### GOAL
How many of the lines below include "Output"? Give the number and no other words.

━━━━━━━━━━━━━━━━━━━━

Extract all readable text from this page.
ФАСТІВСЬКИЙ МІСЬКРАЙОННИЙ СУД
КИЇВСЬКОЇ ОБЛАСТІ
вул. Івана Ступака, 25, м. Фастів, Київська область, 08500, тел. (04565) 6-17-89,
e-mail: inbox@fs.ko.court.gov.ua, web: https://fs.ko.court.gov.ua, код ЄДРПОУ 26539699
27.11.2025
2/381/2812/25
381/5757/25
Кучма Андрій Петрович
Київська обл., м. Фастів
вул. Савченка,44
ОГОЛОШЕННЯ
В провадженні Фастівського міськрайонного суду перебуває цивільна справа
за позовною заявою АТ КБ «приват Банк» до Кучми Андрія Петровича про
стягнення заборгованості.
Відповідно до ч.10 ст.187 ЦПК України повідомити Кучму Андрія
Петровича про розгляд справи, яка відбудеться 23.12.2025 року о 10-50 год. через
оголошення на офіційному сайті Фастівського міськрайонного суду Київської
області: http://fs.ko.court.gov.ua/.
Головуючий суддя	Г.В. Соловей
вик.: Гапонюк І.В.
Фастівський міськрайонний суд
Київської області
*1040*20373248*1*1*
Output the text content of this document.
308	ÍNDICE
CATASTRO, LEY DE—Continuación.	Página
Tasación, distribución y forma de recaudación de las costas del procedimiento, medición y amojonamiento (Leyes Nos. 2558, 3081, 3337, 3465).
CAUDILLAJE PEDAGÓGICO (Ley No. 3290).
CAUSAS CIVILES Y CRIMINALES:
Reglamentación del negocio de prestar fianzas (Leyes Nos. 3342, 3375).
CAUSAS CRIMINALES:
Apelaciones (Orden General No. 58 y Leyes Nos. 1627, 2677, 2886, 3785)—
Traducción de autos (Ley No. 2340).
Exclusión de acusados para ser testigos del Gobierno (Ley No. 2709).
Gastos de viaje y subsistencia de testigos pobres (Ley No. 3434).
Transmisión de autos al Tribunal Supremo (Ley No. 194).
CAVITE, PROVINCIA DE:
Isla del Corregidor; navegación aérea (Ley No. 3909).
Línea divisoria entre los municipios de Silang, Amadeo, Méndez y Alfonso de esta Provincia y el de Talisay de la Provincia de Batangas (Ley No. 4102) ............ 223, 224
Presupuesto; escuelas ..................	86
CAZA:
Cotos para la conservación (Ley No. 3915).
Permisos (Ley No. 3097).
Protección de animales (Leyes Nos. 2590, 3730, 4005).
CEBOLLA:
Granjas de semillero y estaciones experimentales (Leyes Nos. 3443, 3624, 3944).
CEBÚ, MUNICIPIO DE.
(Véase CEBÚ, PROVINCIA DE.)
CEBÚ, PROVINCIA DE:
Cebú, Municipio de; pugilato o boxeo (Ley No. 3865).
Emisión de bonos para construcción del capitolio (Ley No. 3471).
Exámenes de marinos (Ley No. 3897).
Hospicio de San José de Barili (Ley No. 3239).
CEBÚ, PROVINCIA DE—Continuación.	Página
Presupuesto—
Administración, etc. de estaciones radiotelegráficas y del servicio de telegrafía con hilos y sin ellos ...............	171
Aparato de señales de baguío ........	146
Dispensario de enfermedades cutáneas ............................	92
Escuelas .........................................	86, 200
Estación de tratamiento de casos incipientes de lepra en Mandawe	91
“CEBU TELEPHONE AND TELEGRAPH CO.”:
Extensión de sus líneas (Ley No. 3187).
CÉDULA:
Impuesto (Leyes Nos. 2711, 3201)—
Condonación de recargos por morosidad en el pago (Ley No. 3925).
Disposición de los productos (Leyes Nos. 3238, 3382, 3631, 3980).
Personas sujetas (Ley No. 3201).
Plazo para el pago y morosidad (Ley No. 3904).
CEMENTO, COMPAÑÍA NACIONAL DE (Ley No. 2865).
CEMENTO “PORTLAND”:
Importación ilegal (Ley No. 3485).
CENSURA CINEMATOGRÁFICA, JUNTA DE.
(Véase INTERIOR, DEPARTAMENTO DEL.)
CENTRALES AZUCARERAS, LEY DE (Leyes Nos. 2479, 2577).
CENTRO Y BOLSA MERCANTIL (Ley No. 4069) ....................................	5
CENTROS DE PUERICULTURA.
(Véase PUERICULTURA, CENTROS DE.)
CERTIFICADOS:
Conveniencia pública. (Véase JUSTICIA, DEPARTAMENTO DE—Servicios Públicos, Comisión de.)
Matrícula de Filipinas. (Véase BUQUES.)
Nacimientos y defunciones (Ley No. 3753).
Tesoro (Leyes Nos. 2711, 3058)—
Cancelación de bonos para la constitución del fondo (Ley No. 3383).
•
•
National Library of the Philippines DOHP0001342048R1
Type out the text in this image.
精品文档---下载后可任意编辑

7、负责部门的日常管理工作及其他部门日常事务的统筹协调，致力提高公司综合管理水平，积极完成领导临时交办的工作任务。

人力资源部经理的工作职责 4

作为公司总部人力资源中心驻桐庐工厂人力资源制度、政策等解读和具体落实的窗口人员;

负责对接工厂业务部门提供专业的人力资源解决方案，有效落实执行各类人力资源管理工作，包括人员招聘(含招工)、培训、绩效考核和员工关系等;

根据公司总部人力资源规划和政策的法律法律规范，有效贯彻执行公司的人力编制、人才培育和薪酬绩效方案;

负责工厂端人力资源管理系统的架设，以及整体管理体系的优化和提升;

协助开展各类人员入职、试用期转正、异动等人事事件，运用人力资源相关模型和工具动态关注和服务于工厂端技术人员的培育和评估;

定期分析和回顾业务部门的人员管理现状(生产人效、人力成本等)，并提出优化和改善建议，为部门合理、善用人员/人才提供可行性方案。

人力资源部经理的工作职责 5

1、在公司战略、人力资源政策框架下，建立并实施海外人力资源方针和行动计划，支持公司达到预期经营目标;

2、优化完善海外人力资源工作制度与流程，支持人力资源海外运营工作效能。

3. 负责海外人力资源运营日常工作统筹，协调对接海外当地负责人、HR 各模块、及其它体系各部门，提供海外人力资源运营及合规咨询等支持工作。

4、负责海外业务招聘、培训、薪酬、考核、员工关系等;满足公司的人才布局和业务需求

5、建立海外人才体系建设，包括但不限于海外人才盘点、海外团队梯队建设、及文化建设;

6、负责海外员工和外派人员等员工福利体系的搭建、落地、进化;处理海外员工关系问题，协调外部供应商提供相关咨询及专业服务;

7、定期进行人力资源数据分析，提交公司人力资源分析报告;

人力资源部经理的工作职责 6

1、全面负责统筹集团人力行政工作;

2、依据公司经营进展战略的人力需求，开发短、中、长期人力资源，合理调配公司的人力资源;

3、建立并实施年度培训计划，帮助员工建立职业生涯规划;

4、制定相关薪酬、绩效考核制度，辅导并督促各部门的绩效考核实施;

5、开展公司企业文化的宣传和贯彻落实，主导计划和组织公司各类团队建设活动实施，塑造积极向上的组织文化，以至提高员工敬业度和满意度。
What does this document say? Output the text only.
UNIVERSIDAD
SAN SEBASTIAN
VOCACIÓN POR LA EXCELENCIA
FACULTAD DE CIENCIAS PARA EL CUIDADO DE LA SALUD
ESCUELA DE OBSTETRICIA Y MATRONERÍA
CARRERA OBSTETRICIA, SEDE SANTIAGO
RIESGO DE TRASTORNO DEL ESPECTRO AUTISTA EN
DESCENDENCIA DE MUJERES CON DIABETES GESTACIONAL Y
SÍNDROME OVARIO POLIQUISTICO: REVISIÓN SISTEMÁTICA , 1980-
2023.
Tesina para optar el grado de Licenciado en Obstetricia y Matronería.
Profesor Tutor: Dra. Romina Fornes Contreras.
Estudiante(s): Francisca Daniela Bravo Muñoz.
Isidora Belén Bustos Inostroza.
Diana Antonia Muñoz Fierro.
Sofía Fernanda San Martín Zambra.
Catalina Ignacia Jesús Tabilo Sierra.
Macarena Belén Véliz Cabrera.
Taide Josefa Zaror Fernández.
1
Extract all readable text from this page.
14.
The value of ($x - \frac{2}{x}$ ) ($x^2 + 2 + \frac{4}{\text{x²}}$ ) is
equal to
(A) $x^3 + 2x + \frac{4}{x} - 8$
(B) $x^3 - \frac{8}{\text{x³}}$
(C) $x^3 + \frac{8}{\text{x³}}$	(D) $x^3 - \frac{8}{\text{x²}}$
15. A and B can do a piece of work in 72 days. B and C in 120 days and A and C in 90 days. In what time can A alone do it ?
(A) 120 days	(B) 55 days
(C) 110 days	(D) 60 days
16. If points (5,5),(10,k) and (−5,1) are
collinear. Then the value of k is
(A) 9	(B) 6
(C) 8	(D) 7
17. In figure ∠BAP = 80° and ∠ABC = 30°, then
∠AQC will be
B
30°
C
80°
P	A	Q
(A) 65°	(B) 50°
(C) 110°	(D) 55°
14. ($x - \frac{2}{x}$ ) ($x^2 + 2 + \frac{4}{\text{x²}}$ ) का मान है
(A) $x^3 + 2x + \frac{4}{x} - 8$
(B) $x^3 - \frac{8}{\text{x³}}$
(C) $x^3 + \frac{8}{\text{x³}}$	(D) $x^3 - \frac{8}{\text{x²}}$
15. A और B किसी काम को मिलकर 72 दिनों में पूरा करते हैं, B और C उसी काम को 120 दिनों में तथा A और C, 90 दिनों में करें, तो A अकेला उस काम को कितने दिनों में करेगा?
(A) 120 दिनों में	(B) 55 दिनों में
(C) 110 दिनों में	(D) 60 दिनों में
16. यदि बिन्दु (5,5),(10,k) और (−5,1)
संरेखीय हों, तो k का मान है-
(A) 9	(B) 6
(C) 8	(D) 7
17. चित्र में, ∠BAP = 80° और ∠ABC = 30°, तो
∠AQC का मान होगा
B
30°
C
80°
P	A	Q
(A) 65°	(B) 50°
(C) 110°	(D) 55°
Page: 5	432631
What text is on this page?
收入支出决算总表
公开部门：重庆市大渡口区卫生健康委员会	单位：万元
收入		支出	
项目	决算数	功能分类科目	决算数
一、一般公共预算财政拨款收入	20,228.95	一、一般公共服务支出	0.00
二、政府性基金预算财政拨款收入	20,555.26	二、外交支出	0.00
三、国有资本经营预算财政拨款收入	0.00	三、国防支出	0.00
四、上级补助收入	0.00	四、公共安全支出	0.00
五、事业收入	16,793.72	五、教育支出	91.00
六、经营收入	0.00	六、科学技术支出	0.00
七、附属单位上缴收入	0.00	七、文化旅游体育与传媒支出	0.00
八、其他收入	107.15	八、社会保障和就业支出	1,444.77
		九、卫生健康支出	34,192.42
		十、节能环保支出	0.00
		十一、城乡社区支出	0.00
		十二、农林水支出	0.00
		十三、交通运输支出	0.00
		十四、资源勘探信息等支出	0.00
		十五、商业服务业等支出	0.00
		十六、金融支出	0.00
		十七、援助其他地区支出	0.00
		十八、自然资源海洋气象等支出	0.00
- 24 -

━━━━━━━━━━━━━━━━━━━━

### SOLUTION TO THE PROBLEM
2